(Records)
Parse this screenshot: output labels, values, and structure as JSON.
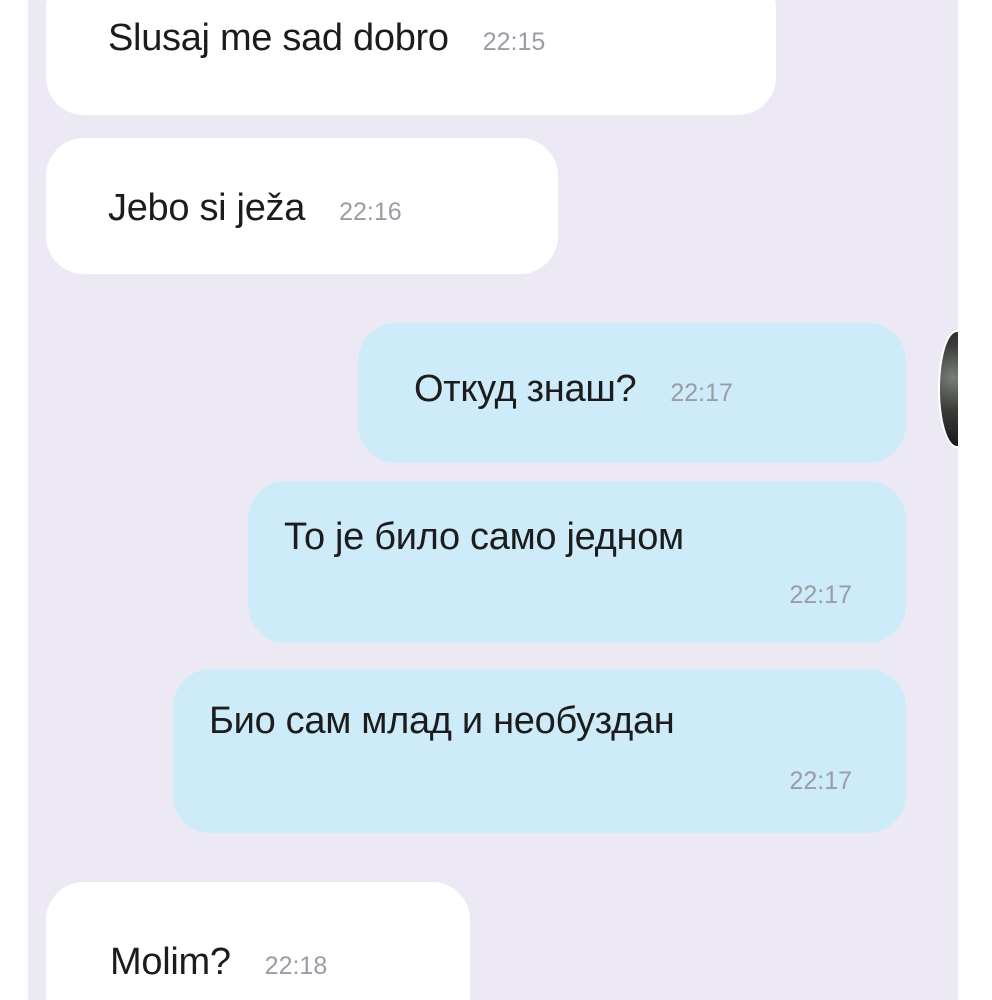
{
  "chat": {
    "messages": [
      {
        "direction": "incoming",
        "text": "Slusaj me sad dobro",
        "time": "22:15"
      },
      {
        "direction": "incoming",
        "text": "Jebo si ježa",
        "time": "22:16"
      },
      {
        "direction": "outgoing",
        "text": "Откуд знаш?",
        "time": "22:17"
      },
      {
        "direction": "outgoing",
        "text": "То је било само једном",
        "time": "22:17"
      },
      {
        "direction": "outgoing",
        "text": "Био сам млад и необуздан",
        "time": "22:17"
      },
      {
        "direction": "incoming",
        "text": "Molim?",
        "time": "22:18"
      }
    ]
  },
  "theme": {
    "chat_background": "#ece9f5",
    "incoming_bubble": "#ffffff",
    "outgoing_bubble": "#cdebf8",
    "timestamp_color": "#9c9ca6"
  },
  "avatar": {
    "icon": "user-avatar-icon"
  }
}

* * *

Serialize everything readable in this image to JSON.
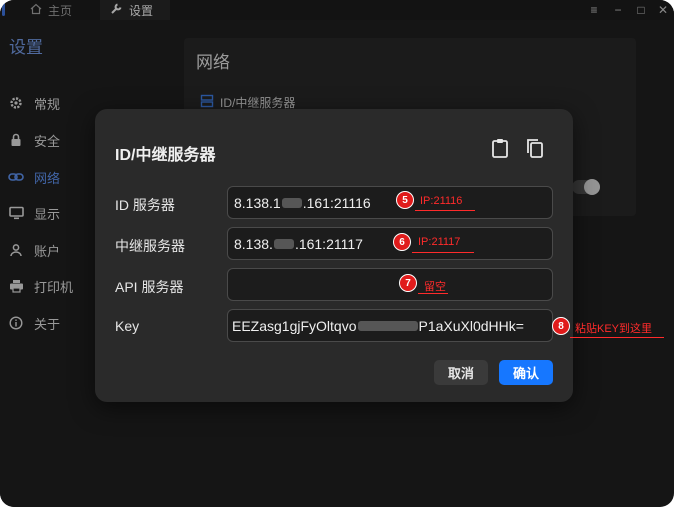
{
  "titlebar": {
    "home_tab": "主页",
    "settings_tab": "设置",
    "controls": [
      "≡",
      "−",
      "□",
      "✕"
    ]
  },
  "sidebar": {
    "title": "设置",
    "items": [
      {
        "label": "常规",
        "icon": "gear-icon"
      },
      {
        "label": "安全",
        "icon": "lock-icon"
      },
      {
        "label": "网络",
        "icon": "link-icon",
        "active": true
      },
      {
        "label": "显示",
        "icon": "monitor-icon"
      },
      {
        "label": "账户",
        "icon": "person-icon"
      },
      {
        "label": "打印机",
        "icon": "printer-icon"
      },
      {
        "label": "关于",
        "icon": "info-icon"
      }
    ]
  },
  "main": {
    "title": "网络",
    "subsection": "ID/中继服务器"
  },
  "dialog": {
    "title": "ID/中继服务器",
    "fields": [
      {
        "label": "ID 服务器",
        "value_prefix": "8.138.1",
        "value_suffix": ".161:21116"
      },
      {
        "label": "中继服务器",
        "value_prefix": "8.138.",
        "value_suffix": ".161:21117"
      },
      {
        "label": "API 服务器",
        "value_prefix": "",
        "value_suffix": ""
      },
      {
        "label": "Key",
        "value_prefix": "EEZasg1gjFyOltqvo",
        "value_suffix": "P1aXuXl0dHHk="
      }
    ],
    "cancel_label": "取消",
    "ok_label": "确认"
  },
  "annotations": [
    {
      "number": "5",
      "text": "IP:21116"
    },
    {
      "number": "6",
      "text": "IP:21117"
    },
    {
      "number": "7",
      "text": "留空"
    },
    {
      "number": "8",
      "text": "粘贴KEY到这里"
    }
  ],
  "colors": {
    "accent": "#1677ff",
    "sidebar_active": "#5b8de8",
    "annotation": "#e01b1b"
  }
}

**Problem**. Using the records above, find and show each line with the string "中继服务器".

**Result of the task**.
    "subsection": "ID/中继服务器"
    "title": "ID/中继服务器",
        "label": "中继服务器",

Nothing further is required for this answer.